State how many lines of the entries hold the string "Virginia", and nothing more.

--- Start ---

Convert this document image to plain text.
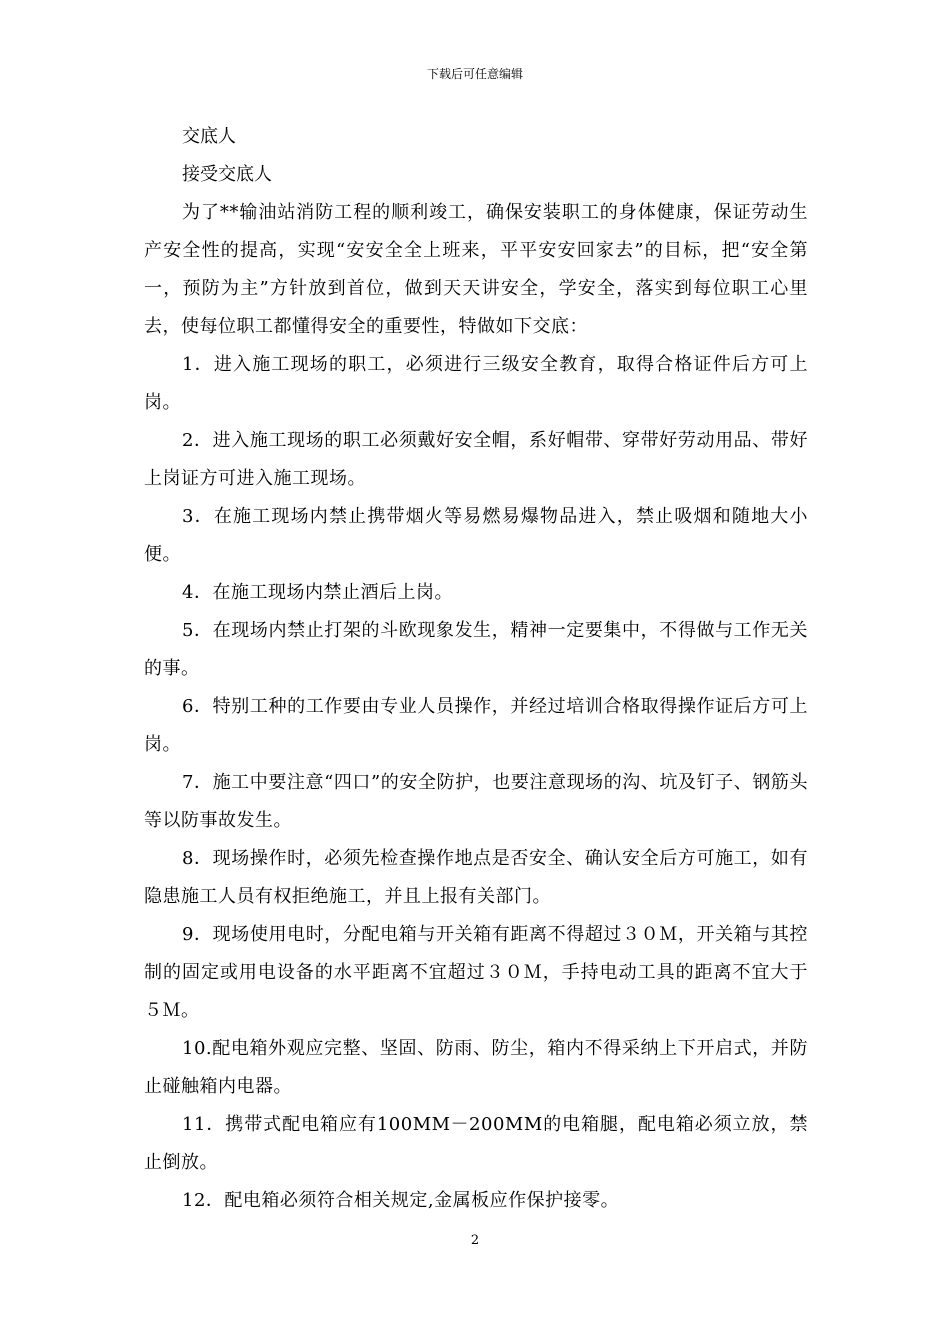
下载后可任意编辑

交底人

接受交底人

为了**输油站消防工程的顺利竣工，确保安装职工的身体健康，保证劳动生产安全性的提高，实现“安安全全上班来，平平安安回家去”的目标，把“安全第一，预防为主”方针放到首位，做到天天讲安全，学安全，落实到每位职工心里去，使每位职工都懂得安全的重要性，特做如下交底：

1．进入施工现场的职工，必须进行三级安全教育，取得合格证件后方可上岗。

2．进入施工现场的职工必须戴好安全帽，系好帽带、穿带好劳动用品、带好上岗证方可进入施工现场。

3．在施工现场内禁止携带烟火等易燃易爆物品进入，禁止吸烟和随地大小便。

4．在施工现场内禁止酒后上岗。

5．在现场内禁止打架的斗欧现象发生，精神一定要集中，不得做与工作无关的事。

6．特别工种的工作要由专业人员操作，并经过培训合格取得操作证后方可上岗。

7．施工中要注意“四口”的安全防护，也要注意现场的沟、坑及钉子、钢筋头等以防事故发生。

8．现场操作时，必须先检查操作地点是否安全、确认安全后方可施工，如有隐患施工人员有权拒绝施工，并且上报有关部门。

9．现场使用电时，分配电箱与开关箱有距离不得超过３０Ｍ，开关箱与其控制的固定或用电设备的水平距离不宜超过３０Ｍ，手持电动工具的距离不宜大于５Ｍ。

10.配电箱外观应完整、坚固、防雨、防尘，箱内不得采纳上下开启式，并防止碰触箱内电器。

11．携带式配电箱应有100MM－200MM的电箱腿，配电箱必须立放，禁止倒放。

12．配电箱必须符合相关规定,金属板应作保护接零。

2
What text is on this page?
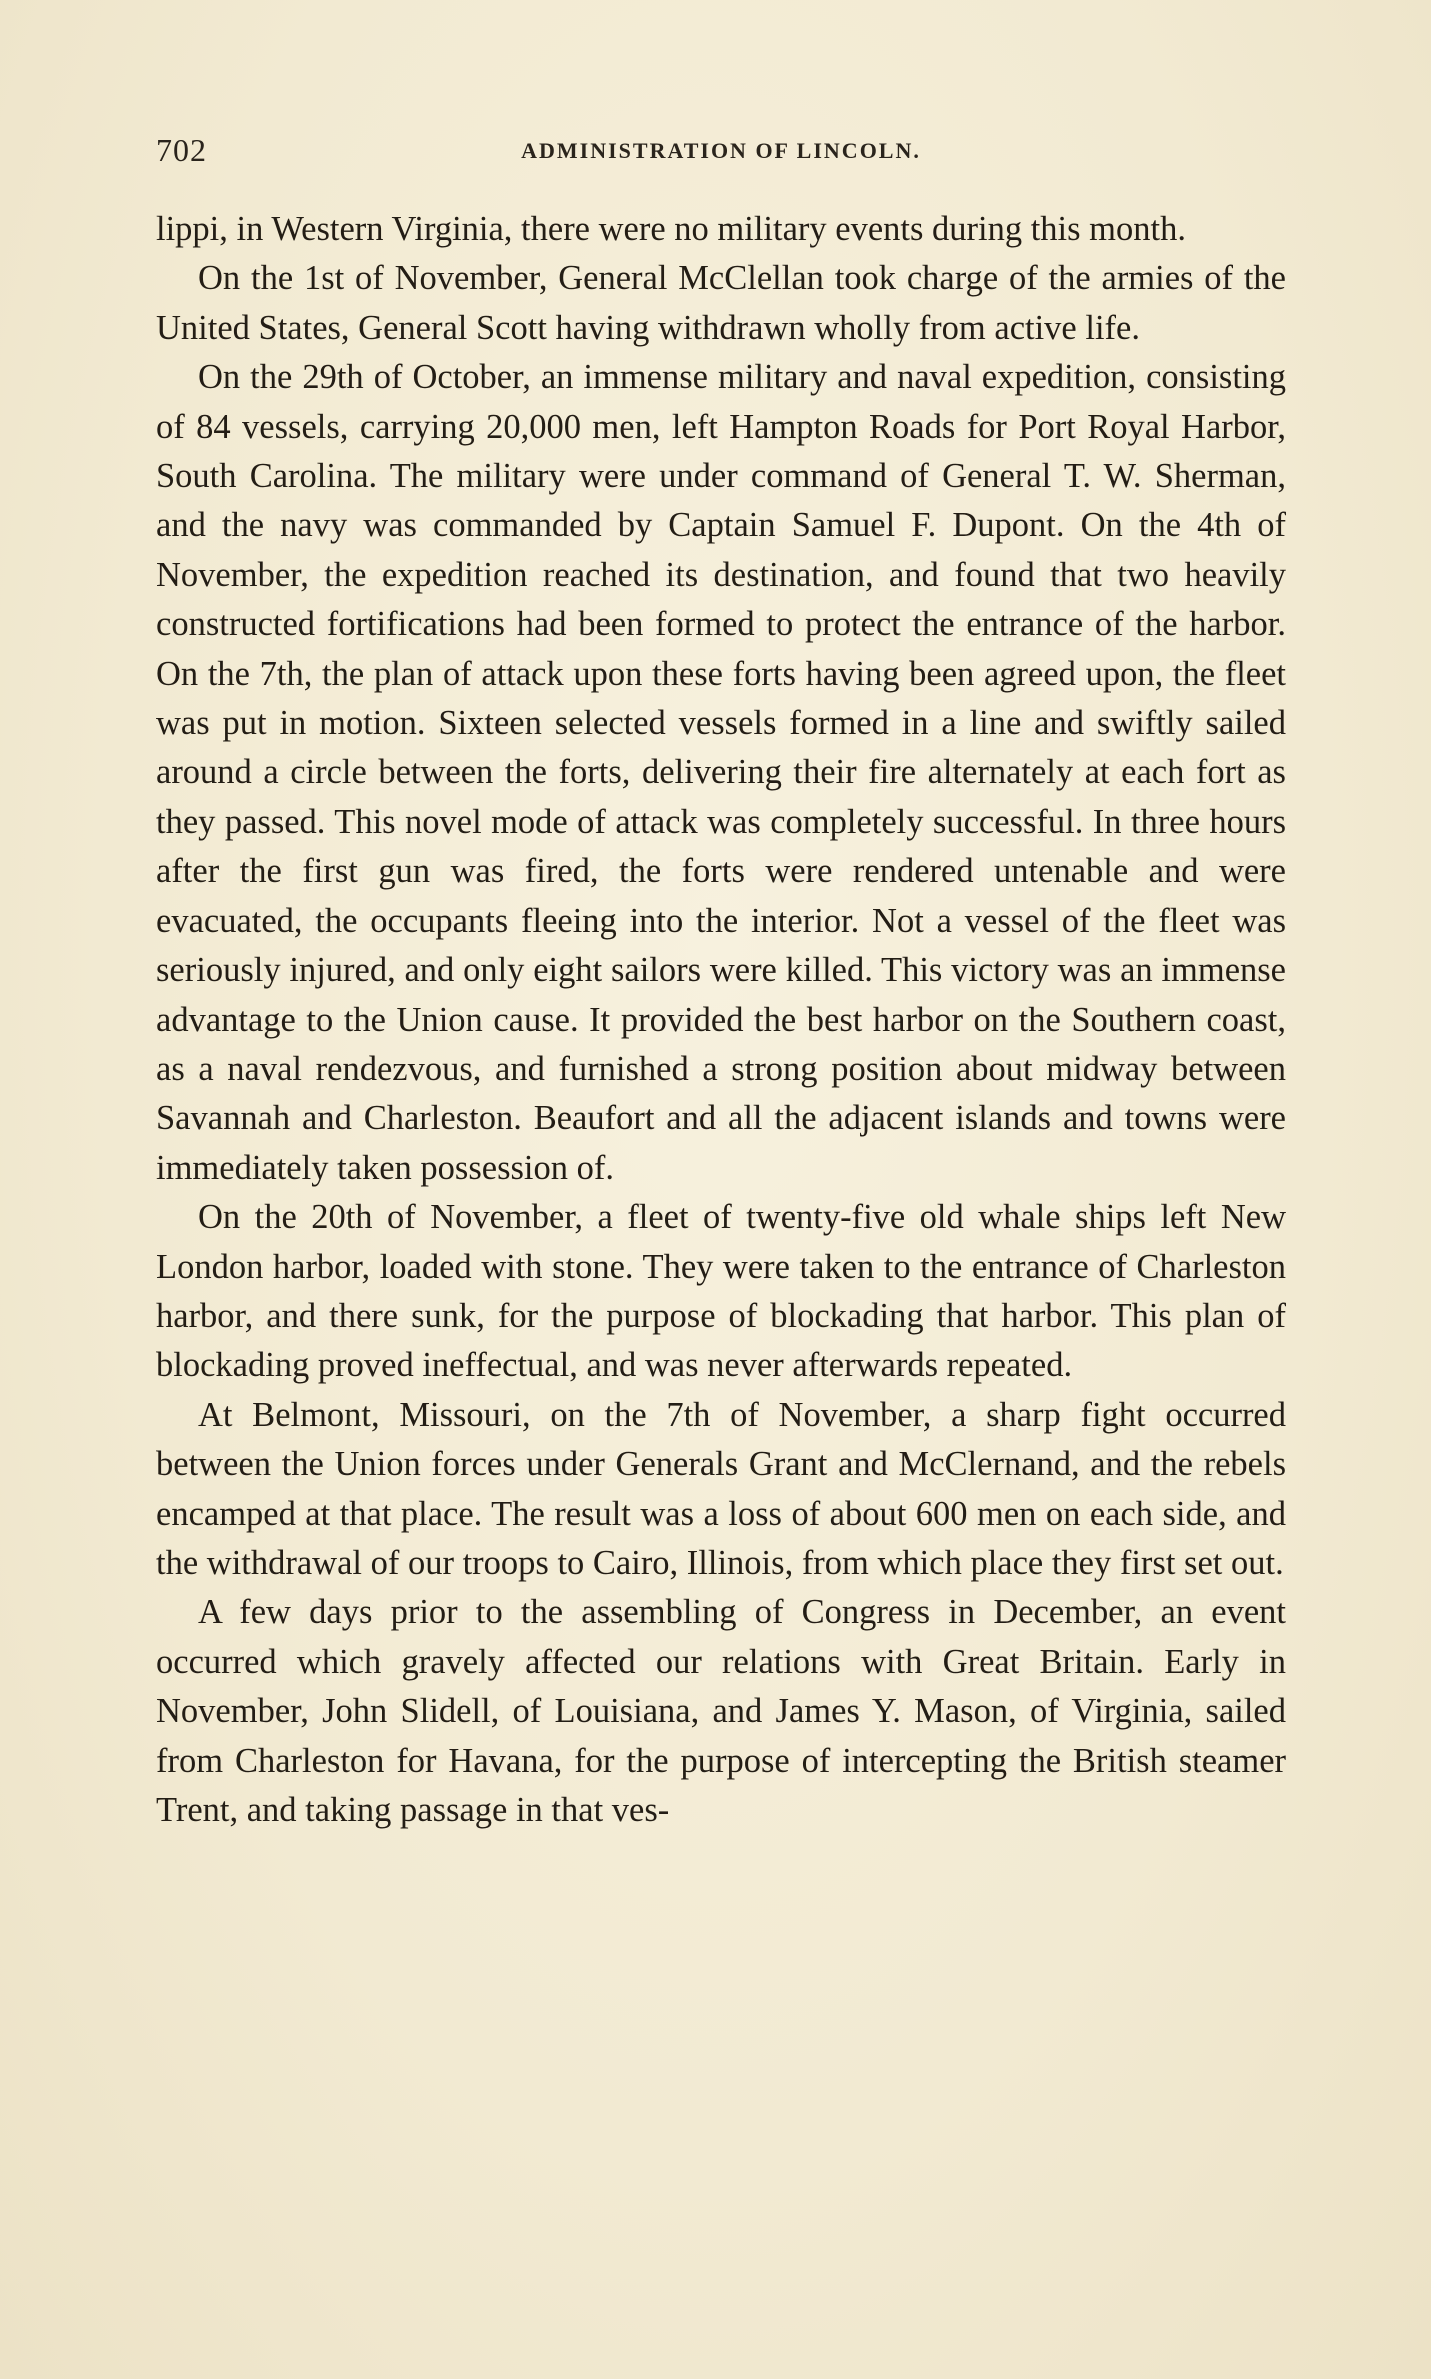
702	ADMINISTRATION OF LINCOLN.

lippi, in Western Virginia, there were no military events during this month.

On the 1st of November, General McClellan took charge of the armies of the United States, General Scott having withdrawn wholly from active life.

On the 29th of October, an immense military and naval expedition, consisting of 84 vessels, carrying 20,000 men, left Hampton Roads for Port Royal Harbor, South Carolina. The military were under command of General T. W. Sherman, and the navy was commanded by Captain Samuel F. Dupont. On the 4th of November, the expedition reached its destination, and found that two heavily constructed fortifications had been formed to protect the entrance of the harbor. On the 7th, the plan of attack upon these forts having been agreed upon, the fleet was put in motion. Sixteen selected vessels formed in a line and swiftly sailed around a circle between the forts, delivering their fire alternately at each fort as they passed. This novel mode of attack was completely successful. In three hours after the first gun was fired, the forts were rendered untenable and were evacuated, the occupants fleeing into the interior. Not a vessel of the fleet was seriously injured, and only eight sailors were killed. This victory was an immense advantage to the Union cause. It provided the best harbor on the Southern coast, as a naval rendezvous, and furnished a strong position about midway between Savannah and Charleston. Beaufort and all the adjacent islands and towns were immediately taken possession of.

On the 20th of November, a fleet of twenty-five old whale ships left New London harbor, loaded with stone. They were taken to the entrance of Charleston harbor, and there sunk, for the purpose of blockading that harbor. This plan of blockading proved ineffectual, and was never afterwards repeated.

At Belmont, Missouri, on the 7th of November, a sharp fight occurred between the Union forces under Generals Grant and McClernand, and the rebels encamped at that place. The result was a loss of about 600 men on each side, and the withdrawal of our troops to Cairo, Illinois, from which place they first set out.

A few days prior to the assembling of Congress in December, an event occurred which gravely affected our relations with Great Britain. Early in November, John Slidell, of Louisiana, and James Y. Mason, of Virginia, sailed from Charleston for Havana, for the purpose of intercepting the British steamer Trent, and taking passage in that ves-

--- End ---

▸ **FULL ANSWER**: 2